_DATA SHOWN_

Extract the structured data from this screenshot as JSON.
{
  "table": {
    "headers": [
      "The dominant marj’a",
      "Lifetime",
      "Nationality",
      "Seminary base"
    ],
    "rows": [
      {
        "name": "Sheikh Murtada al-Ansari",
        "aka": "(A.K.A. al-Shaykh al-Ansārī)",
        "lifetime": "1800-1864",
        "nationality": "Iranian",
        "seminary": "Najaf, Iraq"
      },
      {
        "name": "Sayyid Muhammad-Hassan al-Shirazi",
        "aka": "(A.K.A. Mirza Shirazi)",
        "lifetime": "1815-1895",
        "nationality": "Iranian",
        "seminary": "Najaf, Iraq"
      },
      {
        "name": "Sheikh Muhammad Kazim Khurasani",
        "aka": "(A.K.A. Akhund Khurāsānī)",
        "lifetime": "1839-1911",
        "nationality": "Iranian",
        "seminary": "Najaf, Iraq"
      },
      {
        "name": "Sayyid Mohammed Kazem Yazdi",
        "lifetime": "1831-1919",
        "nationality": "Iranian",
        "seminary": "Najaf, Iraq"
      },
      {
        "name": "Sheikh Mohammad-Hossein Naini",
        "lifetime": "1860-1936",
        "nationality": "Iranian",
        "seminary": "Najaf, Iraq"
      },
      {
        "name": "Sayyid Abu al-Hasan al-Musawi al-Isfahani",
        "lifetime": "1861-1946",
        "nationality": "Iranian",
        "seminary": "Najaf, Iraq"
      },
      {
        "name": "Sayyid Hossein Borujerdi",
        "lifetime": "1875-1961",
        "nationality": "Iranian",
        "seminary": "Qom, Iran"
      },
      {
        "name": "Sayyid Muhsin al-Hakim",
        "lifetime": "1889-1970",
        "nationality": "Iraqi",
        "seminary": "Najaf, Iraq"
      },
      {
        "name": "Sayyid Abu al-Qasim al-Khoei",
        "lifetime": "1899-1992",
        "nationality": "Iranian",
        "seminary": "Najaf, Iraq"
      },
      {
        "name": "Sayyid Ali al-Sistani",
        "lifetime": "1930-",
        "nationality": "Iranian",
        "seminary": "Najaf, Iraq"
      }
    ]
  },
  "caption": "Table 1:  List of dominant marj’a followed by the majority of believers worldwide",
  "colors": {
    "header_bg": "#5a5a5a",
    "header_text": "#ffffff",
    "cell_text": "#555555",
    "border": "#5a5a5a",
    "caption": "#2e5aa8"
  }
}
...
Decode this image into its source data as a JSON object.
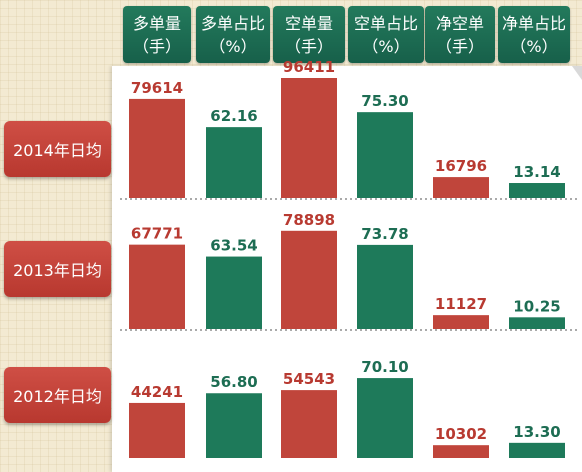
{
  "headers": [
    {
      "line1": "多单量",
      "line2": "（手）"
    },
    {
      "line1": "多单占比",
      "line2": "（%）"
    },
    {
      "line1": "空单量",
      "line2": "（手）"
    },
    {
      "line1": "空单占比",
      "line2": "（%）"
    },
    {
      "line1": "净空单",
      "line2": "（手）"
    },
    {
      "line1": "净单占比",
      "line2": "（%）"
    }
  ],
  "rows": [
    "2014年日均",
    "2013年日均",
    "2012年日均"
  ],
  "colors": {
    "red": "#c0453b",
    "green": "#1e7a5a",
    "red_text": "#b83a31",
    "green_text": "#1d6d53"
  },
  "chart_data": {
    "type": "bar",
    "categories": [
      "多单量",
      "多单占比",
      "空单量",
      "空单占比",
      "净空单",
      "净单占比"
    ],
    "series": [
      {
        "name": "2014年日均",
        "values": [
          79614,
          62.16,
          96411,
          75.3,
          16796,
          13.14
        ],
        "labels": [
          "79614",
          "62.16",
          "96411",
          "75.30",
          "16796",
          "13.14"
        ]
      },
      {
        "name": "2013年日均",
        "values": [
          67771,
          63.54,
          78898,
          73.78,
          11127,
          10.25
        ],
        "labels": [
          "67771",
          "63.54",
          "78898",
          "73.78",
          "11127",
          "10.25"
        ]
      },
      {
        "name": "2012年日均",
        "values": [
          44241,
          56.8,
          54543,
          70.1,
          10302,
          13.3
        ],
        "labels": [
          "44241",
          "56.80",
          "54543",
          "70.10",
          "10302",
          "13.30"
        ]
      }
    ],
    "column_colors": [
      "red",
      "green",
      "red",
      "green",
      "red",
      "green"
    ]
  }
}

_AIM_
Filter the listing for the word "Sheikh" and copy every line that holds it.

_ANSWER BELOW_
        "name": "Sheikh Murtada al-Ansari",
        "name": "Sheikh Muhammad Kazim Khurasani",
        "name": "Sheikh Mohammad-Hossein Naini",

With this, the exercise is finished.